** Begin DATASET EXTRACT **
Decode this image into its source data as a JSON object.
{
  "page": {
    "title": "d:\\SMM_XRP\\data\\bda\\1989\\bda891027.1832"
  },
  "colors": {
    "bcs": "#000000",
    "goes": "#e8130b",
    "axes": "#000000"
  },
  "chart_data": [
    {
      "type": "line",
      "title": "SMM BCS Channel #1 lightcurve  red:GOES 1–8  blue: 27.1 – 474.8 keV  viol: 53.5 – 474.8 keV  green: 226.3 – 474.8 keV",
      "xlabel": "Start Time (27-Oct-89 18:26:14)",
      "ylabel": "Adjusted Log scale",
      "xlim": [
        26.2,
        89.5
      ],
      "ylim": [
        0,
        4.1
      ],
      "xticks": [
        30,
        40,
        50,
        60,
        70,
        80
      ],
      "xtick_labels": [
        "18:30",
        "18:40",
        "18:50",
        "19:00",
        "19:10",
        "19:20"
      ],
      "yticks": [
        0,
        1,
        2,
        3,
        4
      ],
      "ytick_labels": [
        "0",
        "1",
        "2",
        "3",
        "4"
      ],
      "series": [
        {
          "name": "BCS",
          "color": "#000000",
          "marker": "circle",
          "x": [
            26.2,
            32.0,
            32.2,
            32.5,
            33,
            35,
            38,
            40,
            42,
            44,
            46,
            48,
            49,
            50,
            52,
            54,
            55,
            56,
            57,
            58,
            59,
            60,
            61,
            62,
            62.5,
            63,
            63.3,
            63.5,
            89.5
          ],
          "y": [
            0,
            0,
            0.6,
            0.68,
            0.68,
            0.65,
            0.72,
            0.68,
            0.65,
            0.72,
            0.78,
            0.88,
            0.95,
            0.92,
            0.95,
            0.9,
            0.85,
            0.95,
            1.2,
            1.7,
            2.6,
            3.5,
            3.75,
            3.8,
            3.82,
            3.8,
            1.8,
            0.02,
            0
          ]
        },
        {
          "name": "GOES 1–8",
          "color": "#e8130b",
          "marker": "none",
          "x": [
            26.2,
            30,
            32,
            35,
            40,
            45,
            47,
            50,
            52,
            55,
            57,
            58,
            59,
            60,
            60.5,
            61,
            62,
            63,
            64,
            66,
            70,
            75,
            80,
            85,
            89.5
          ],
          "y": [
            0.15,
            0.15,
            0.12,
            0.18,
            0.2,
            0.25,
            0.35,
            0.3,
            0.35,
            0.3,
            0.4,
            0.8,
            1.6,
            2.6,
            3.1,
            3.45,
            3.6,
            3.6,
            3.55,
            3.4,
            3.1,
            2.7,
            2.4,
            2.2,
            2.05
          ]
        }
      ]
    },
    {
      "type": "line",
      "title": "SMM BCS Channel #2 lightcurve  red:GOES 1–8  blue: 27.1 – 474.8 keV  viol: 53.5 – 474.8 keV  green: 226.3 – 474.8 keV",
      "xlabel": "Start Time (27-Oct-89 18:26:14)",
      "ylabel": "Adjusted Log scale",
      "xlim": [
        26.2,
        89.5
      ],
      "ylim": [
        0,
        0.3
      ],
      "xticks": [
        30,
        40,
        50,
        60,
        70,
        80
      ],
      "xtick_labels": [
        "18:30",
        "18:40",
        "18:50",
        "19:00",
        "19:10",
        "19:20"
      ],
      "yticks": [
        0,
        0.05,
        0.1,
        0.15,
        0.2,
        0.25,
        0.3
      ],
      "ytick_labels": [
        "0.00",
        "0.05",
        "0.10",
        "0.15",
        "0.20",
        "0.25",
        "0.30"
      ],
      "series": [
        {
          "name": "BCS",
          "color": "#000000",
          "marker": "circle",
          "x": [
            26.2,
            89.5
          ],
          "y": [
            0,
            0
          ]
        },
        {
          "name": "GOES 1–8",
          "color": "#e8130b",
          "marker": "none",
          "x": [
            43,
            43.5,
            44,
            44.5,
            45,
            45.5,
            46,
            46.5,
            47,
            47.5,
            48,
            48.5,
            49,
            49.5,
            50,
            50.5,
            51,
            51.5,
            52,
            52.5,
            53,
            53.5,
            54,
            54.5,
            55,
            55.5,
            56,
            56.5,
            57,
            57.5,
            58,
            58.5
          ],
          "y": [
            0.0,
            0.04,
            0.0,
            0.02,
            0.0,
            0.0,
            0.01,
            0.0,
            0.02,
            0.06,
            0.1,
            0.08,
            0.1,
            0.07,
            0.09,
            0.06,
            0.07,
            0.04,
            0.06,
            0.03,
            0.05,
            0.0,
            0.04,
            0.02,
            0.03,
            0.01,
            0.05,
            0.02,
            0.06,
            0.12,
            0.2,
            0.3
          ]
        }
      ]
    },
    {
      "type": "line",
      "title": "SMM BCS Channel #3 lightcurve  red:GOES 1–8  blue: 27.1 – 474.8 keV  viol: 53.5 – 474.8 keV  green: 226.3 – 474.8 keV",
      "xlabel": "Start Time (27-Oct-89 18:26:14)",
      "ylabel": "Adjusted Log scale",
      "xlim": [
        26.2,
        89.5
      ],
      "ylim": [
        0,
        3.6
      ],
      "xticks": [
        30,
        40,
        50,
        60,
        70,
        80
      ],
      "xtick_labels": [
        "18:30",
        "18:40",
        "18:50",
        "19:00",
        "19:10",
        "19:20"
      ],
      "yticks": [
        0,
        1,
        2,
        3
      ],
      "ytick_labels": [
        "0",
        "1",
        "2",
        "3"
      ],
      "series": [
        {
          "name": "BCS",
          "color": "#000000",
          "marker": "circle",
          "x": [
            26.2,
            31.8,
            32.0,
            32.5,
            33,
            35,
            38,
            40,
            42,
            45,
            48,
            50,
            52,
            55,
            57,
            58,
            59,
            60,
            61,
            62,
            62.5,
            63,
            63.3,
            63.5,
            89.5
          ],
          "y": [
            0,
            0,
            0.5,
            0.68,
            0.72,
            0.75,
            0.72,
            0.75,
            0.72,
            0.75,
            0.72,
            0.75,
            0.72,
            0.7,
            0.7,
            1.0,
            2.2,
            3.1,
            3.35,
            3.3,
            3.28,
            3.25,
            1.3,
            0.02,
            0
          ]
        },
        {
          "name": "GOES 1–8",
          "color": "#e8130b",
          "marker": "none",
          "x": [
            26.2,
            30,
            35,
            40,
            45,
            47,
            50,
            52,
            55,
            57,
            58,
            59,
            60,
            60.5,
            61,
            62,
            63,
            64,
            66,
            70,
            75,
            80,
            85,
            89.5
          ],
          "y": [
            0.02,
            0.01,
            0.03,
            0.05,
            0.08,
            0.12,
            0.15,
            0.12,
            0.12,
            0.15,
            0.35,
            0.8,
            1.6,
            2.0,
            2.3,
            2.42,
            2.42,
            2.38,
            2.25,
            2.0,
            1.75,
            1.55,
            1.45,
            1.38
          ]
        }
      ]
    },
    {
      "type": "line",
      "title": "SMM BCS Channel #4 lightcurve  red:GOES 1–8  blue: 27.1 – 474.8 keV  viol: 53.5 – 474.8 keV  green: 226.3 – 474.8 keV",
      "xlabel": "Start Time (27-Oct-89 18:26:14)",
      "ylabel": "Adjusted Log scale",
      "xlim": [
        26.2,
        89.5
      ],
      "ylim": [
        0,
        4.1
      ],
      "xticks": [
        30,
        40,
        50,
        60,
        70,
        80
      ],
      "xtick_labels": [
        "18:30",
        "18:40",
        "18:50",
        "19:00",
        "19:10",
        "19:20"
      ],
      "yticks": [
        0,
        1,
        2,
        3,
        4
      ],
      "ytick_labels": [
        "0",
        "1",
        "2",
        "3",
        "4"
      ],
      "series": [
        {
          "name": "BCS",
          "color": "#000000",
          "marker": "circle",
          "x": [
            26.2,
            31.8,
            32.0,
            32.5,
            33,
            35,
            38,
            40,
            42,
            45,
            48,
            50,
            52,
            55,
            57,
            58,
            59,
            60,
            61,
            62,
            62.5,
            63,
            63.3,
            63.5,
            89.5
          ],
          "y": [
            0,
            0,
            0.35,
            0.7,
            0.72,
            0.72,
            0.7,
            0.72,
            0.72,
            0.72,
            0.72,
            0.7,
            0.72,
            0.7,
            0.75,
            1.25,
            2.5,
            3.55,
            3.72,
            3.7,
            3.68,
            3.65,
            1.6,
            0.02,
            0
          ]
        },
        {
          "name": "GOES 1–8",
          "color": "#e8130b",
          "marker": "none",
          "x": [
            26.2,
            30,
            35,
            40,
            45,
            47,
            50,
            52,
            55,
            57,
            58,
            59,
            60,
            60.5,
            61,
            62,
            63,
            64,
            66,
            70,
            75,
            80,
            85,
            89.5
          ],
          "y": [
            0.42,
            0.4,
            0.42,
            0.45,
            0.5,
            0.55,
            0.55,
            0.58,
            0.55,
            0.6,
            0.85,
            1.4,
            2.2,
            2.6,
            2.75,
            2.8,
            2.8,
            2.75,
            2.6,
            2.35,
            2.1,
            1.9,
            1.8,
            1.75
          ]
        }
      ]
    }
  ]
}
** End DATASET EXTRACT **
◆ SET EXERCISE ◆
Only lines with "lightcurve" are wanted here; list each of them.

◆ WRITTEN ANSWER ◆
      "title": "SMM BCS Channel #1 lightcurve  red:GOES 1–8  blue: 27.1 – 474.8 keV  viol: 53.5 – 474.8 keV  green: 226.3 – 474.8 keV",
      "title": "SMM BCS Channel #2 lightcurve  red:GOES 1–8  blue: 27.1 – 474.8 keV  viol: 53.5 – 474.8 keV  green: 226.3 – 474.8 keV",
      "title": "SMM BCS Channel #3 lightcurve  red:GOES 1–8  blue: 27.1 – 474.8 keV  viol: 53.5 – 474.8 keV  green: 226.3 – 474.8 keV",
      "title": "SMM BCS Channel #4 lightcurve  red:GOES 1–8  blue: 27.1 – 474.8 keV  viol: 53.5 – 474.8 keV  green: 226.3 – 474.8 keV",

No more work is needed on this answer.